## PROBLEM DESCRIPTION:
Copy out the forum thread below about a home theater system word for word and in full, leaving out the items that follow it.

# Is this the best Home theater system???



## Guest (Feb 18, 2008)

You must check this guy out! 

http://blog.audiovideointeriors.com/208great/

I just want to know what everyone thinks. I wish i could hear that system. This is incredible at best! :dizzy:


----------



## tonyjover (Feb 1, 2008)

Personally, I think his setup is an obscene waste of money.

I also doubt the wisdom of having all those speakers alongside one another, with all those (hot!) tube amps in front of them. The fringing and cancellations he must be getting are ridiculous.

Sure, it's loud, but is it any good? Personally, I doubt it.

Regards,
Tony


----------



## justin.kerr (Jan 3, 2008)

I don't think you will have to worry about the amps getting hot. They are not plugged in. lol. The subs have binding posts, but no wires. lol 
I doubt when its all put together it will be layed out like that.


----------



## eugovector (Sep 4, 2006)

I talked about this in the last podcast, and my favorite part was that in the "Home Theater", they had one 3-seater couch. For $6million, it must be lonely at the top.


----------



## nova (Apr 30, 2006)

## STORED DATA:
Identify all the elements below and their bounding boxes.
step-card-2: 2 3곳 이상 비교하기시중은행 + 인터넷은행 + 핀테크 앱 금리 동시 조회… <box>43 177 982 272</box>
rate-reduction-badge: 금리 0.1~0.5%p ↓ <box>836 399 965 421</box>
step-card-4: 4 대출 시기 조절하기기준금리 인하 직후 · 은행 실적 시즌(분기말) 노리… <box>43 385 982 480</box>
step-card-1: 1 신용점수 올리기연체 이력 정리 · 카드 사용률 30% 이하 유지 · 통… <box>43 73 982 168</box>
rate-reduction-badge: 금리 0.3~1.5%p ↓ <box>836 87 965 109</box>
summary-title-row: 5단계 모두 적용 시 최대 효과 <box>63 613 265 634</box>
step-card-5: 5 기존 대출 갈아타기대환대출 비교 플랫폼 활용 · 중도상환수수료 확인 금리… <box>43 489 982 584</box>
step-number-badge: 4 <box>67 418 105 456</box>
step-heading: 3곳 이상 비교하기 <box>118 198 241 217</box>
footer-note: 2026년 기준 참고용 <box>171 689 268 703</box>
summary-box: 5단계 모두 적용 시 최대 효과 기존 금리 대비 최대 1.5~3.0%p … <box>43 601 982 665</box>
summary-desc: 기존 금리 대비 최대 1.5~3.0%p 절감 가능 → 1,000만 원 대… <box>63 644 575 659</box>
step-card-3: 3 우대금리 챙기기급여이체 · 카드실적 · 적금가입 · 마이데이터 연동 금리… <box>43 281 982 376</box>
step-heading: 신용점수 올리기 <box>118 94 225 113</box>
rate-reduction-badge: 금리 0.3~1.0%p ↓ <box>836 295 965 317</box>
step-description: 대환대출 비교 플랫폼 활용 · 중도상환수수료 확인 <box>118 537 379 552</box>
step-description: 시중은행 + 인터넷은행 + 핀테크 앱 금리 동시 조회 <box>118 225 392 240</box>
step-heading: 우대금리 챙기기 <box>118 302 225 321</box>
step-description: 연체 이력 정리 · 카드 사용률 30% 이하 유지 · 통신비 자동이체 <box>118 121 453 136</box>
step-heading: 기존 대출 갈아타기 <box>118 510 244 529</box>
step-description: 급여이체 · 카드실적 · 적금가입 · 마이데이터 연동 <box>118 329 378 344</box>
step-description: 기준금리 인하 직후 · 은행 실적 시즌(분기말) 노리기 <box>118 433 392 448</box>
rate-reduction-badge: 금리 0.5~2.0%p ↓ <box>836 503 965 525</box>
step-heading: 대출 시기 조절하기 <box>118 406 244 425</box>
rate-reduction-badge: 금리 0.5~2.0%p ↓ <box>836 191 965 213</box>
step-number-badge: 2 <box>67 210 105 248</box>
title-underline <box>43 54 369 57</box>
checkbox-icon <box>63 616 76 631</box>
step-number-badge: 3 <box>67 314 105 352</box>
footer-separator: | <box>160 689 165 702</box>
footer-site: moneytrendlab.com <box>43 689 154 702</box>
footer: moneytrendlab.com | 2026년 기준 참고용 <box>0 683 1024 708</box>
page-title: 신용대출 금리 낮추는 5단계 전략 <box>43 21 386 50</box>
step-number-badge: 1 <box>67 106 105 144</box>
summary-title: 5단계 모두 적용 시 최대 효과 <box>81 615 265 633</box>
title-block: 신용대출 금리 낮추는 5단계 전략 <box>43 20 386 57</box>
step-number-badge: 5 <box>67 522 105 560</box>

## EXPECTED OUTPUT:
# Is this the best Home theater system???



## Guest (Feb 18, 2008)

You must check this guy out! 

http://blog.audiovideointeriors.com/208great/

I just want to know what everyone thinks. I wish i could hear that system. This is incredible at best! :dizzy:


----------



## tonyjover (Feb 1, 2008)

Personally, I think his setup is an obscene waste of money.

I also doubt the wisdom of having all those speakers alongside one another, with all those (hot!) tube amps in front of them. The fringing and cancellations he must be getting are ridiculous.

Sure, it's loud, but is it any good? Personally, I doubt it.

Regards,
Tony


----------



## justin.kerr (Jan 3, 2008)

I don't think you will have to worry about the amps getting hot. They are not plugged in. lol. The subs have binding posts, but no wires. lol 
I doubt when its all put together it will be layed out like that.


----------



## eugovector (Sep 4, 2006)

I talked about this in the last podcast, and my favorite part was that in the "Home Theater", they had one 3-seater couch. For $6million, it must be lonely at the top.


----------



## nova (Apr 30, 2006)